• Goal
Copy out every line in which the string "document" occurs.

• Data supplied
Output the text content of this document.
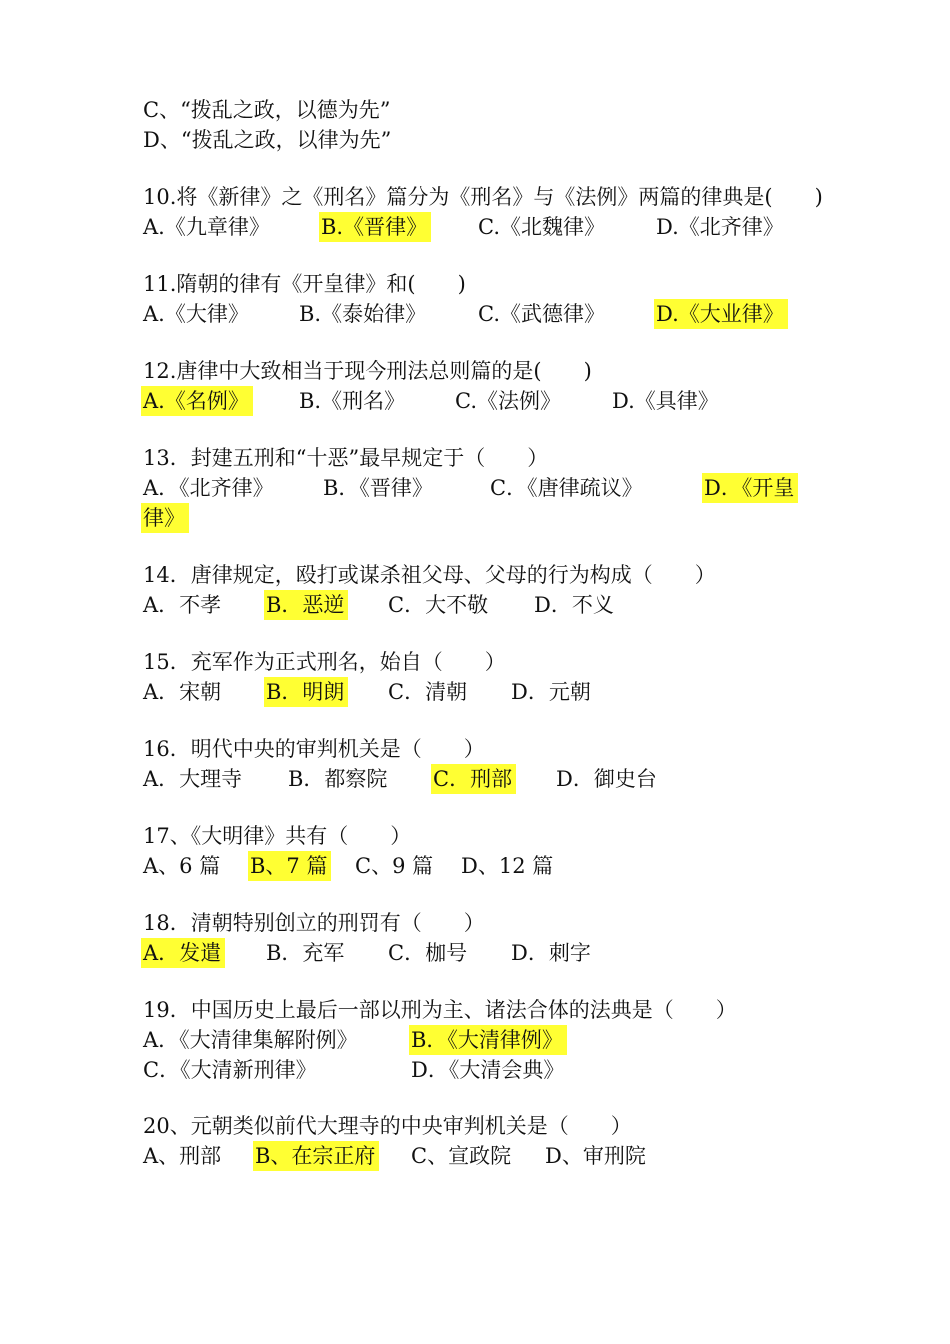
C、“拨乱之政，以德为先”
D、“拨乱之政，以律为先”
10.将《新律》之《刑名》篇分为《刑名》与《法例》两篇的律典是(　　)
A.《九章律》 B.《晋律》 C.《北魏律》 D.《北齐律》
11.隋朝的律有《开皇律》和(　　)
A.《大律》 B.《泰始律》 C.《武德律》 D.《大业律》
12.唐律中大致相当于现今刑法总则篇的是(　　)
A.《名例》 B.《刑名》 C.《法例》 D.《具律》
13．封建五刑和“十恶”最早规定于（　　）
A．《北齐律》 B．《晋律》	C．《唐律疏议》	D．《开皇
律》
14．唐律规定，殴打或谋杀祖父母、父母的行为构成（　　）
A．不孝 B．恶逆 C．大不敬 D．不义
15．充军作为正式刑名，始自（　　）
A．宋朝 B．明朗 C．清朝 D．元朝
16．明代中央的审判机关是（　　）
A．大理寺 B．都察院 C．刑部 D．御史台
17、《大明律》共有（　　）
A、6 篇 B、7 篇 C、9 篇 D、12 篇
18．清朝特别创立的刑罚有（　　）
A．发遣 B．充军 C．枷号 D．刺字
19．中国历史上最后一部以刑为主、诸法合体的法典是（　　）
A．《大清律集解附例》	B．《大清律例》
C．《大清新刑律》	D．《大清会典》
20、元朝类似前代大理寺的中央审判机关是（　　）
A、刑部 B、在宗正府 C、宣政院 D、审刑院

==

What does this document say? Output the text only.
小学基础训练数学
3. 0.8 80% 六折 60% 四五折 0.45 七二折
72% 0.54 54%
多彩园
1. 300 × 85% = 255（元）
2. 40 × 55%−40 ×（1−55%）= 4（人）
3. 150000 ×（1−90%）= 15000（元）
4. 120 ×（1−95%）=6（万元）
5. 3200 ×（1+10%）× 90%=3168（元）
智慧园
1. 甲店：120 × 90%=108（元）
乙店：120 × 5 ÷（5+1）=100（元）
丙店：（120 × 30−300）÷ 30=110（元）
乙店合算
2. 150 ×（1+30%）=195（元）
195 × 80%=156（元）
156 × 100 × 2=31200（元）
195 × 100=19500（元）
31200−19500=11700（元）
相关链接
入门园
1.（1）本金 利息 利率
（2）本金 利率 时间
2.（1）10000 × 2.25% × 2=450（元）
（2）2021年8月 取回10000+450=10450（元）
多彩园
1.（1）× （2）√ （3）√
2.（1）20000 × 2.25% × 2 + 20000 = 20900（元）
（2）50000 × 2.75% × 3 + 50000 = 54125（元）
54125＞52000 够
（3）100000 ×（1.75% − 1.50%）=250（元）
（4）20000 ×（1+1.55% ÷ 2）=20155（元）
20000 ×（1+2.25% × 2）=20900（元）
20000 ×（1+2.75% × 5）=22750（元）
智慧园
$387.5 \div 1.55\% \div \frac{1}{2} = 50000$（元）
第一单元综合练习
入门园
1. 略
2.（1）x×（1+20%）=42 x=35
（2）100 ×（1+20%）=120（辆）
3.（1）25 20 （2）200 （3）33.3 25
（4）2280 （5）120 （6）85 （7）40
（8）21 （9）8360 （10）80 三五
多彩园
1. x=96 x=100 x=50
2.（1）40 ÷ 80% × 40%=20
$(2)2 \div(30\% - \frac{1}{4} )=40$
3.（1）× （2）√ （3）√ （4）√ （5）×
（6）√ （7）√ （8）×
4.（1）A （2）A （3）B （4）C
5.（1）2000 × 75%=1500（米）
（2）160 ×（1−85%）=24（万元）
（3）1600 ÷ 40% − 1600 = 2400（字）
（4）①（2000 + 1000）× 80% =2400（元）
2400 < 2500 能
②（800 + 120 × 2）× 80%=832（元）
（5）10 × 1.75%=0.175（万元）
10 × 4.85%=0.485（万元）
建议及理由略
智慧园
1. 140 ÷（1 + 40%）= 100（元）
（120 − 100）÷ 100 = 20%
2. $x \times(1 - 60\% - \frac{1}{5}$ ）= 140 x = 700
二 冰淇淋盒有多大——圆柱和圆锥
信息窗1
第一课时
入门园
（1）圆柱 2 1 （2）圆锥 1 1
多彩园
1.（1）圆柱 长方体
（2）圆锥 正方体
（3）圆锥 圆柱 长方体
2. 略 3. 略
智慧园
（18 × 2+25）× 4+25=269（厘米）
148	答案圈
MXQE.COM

• Task result
Output the text content of this document.
What does this document say? Output the text only.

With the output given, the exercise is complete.